» **EXERCISE TASK**: Filter this data down to the lines that hold "JSON", and copy them.

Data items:
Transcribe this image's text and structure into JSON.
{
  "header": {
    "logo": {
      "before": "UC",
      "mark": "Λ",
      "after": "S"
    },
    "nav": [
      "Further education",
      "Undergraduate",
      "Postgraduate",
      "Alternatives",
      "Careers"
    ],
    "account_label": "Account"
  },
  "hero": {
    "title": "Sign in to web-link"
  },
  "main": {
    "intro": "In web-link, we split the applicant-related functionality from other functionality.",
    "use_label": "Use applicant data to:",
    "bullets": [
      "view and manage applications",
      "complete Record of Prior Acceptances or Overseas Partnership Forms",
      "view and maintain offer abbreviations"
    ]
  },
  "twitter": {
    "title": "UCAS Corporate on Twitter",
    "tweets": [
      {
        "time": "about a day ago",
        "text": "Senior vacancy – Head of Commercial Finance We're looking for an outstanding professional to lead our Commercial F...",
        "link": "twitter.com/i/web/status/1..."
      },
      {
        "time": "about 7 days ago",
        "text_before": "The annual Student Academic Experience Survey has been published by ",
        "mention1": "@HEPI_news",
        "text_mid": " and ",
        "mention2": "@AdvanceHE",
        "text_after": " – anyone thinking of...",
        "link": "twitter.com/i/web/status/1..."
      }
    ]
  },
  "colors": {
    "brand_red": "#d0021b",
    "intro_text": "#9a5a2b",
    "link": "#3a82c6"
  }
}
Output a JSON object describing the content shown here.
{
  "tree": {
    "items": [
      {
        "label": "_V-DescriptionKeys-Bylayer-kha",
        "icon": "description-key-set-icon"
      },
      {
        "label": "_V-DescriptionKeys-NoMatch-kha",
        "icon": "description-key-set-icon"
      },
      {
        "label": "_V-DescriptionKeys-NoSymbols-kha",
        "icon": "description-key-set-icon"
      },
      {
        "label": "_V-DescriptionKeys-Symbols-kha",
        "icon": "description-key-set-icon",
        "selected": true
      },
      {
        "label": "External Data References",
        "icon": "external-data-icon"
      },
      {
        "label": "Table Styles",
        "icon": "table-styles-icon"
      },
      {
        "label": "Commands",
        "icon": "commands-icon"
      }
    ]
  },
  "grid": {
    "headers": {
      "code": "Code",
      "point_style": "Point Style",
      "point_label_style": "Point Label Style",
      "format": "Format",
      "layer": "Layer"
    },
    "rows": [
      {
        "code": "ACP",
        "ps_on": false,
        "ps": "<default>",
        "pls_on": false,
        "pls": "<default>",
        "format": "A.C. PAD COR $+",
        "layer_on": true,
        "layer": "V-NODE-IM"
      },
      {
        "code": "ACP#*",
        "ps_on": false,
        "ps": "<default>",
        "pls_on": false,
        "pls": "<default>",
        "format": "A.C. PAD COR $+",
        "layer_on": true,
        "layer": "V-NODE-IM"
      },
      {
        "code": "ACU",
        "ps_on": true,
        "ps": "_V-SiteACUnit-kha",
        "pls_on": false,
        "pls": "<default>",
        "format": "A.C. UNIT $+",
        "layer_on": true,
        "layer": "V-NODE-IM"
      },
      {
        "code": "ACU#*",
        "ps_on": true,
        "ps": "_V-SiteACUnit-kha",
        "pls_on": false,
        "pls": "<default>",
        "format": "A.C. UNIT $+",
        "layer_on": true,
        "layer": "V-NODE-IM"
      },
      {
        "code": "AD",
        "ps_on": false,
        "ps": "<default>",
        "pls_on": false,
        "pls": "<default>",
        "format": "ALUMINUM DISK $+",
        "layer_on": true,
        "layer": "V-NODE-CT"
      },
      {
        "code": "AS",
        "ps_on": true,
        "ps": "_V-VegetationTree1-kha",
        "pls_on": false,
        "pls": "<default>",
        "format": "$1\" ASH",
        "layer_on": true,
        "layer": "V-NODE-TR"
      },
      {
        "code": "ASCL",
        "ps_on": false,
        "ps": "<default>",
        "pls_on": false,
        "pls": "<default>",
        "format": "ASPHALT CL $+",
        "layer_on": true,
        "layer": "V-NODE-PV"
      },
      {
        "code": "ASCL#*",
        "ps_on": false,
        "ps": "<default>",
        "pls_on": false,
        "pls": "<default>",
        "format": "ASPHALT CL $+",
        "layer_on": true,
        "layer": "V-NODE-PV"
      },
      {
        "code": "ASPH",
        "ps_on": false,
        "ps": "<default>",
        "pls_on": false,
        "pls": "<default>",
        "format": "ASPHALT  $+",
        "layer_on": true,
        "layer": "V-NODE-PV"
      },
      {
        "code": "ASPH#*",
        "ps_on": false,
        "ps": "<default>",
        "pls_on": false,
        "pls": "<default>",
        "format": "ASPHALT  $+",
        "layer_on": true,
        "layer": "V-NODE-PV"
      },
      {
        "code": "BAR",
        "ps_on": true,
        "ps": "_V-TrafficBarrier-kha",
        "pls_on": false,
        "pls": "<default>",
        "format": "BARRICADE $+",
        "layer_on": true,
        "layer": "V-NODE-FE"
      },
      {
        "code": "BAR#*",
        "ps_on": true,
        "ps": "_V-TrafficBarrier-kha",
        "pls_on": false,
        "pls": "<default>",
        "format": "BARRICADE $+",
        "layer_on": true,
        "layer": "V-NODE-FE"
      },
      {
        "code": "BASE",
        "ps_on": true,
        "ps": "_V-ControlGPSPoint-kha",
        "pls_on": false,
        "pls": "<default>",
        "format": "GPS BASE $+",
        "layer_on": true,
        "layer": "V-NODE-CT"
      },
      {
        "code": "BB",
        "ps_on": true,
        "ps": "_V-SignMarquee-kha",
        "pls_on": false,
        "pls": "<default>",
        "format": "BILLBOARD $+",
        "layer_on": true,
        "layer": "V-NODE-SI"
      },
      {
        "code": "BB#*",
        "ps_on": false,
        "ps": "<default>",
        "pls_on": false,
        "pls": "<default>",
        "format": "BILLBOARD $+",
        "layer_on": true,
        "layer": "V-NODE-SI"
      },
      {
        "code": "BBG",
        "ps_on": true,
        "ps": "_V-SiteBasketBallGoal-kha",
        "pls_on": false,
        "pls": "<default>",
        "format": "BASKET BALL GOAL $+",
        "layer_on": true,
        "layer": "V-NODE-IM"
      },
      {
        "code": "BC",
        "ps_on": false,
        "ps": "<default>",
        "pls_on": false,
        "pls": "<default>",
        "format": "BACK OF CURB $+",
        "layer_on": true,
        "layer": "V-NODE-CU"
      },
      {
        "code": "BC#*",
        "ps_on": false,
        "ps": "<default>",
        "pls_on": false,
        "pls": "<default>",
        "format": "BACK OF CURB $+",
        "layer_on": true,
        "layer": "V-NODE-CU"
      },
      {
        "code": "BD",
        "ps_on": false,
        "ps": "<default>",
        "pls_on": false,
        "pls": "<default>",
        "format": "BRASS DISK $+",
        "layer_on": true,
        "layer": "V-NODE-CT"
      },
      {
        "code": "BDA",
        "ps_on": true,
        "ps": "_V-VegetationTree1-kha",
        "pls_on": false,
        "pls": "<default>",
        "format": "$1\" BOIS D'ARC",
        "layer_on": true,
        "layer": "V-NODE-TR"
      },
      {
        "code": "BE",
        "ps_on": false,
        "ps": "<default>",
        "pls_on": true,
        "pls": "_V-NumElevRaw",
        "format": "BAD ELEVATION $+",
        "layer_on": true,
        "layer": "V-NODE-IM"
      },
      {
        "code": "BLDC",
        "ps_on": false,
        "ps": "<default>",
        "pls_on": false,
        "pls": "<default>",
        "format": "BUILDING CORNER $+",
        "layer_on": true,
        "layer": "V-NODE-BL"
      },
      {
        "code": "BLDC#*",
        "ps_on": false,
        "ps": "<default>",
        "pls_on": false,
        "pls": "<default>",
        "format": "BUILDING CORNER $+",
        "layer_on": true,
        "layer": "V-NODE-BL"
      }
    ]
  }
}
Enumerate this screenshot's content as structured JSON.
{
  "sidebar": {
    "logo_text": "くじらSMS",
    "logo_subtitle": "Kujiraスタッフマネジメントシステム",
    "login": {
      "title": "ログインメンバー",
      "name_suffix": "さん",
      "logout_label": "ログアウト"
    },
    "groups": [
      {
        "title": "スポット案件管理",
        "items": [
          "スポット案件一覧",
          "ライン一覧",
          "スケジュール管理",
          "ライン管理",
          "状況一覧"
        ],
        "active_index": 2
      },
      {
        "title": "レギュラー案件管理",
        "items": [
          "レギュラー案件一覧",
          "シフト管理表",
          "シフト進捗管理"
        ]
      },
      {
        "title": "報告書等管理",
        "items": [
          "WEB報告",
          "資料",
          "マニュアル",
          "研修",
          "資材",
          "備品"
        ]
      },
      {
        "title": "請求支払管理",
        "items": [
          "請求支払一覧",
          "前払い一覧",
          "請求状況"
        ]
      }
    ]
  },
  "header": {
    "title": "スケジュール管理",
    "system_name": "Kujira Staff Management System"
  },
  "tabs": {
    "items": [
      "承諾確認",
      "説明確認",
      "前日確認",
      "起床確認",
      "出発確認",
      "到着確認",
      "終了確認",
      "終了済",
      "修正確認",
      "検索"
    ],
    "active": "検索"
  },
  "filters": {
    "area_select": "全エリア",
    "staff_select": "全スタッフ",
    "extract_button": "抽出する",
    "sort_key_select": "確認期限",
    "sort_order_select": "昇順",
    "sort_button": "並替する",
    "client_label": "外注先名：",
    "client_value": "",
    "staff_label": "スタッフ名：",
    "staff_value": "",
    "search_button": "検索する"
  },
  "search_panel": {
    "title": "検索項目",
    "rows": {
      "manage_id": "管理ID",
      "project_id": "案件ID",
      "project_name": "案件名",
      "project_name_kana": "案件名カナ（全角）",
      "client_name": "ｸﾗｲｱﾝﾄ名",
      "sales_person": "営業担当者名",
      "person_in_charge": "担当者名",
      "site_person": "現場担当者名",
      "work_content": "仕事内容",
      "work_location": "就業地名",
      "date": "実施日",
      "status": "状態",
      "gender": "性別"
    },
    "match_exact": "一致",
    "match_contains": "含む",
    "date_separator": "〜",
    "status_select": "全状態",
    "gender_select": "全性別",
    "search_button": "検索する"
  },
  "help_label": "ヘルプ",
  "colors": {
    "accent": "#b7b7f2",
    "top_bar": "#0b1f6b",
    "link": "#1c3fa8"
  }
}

» **WRITTEN RESPONSE**:
Transcribe this image's text and structure into JSON.
Output a JSON object describing the content shown here.
Enumerate this screenshot's content as structured JSON.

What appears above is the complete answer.